++++ Dataset content

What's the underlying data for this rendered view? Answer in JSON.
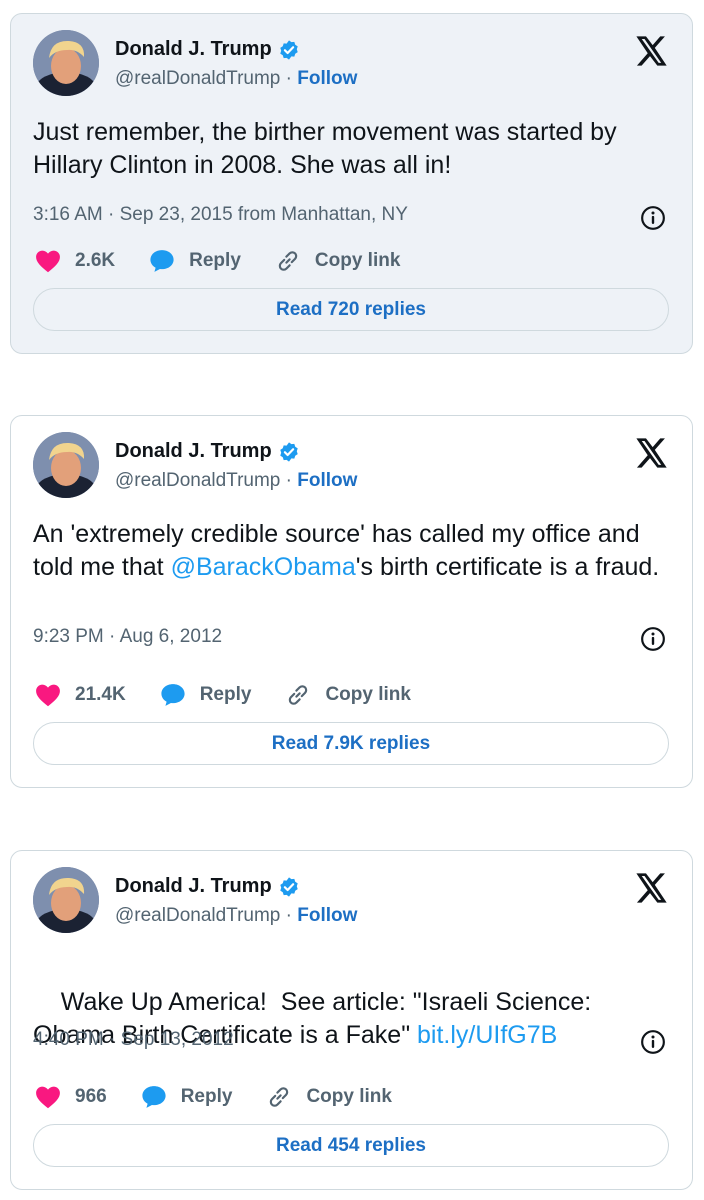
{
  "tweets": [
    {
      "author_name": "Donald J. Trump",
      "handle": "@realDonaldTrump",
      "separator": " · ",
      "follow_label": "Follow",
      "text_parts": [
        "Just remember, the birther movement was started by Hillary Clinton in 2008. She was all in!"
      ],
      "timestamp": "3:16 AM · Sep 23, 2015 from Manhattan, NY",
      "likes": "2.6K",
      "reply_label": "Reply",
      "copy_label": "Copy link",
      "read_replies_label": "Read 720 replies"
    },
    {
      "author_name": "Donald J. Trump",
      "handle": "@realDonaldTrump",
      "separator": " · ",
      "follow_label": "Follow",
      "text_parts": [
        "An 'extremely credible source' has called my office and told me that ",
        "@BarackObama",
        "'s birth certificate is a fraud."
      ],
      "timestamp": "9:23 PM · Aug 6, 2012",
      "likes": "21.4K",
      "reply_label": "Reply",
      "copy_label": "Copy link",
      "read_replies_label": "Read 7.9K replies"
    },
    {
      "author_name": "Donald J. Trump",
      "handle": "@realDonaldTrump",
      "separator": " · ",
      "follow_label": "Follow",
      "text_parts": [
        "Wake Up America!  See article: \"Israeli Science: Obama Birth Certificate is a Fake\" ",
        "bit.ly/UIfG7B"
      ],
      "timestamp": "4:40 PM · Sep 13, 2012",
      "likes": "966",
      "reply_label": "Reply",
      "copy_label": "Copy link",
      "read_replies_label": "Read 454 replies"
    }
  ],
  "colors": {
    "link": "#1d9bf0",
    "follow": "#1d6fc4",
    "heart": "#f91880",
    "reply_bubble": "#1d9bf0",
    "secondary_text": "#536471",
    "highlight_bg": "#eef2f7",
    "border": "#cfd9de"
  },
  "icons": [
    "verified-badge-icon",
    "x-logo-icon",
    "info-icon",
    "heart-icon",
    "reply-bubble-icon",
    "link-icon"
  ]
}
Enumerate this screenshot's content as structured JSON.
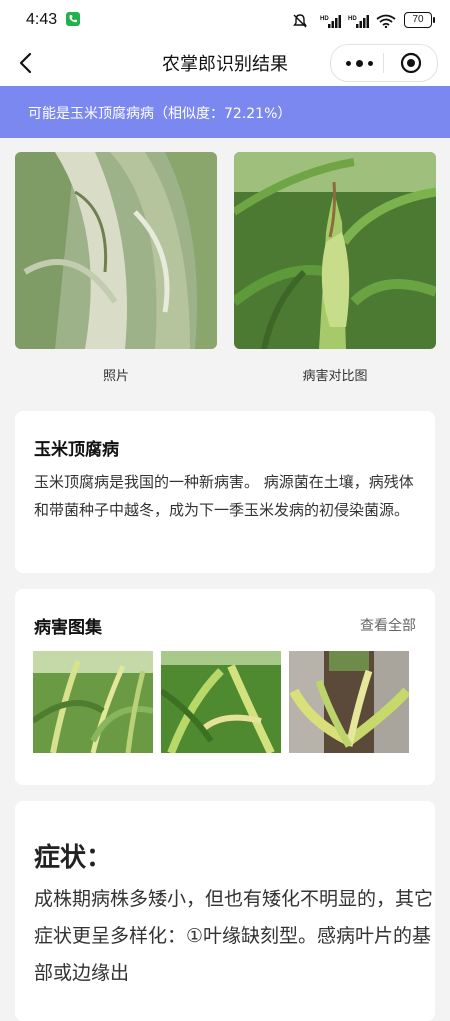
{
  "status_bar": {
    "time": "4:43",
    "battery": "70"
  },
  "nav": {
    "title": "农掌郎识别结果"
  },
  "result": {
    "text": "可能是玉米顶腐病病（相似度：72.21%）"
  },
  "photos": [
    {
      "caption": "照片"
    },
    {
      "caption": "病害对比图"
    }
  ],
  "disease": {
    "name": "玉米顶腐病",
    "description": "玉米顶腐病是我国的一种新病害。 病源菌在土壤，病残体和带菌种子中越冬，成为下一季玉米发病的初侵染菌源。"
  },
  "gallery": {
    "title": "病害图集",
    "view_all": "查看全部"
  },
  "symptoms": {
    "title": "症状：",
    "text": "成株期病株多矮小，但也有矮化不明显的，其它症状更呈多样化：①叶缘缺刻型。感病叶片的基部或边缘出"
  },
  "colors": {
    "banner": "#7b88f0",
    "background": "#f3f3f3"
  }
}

++++++++

Given exercise:
In the copy, include no pictures; restate the listing above exactly.

Result:
What's the underlying data for this rendered view? Answer in JSON.
{
  "tweets": [
    {
      "author_name": "Donald J. Trump",
      "handle": "@realDonaldTrump",
      "separator": " · ",
      "follow_label": "Follow",
      "text_parts": [
        "Just remember, the birther movement was started by Hillary Clinton in 2008. She was all in!"
      ],
      "timestamp": "3:16 AM · Sep 23, 2015 from Manhattan, NY",
      "likes": "2.6K",
      "reply_label": "Reply",
      "copy_label": "Copy link",
      "read_replies_label": "Read 720 replies"
    },
    {
      "author_name": "Donald J. Trump",
      "handle": "@realDonaldTrump",
      "separator": " · ",
      "follow_label": "Follow",
      "text_parts": [
        "An 'extremely credible source' has called my office and told me that ",
        "@BarackObama",
        "'s birth certificate is a fraud."
      ],
      "timestamp": "9:23 PM · Aug 6, 2012",
      "likes": "21.4K",
      "reply_label": "Reply",
      "copy_label": "Copy link",
      "read_replies_label": "Read 7.9K replies"
    },
    {
      "author_name": "Donald J. Trump",
      "handle": "@realDonaldTrump",
      "separator": " · ",
      "follow_label": "Follow",
      "text_parts": [
        "Wake Up America!  See article: \"Israeli Science: Obama Birth Certificate is a Fake\" ",
        "bit.ly/UIfG7B"
      ],
      "timestamp": "4:40 PM · Sep 13, 2012",
      "likes": "966",
      "reply_label": "Reply",
      "copy_label": "Copy link",
      "read_replies_label": "Read 454 replies"
    }
  ],
  "colors": {
    "link": "#1d9bf0",
    "follow": "#1d6fc4",
    "heart": "#f91880",
    "reply_bubble": "#1d9bf0",
    "secondary_text": "#536471",
    "highlight_bg": "#eef2f7",
    "border": "#cfd9de"
  },
  "icons": [
    "verified-badge-icon",
    "x-logo-icon",
    "info-icon",
    "heart-icon",
    "reply-bubble-icon",
    "link-icon"
  ]
}
Enumerate this screenshot's content as structured JSON.
{
  "status_bar": {
    "time": "4:43",
    "battery": "70"
  },
  "nav": {
    "title": "农掌郎识别结果"
  },
  "result": {
    "text": "可能是玉米顶腐病病（相似度：72.21%）"
  },
  "photos": [
    {
      "caption": "照片"
    },
    {
      "caption": "病害对比图"
    }
  ],
  "disease": {
    "name": "玉米顶腐病",
    "description": "玉米顶腐病是我国的一种新病害。 病源菌在土壤，病残体和带菌种子中越冬，成为下一季玉米发病的初侵染菌源。"
  },
  "gallery": {
    "title": "病害图集",
    "view_all": "查看全部"
  },
  "symptoms": {
    "title": "症状：",
    "text": "成株期病株多矮小，但也有矮化不明显的，其它症状更呈多样化：①叶缘缺刻型。感病叶片的基部或边缘出"
  },
  "colors": {
    "banner": "#7b88f0",
    "background": "#f3f3f3"
  }
}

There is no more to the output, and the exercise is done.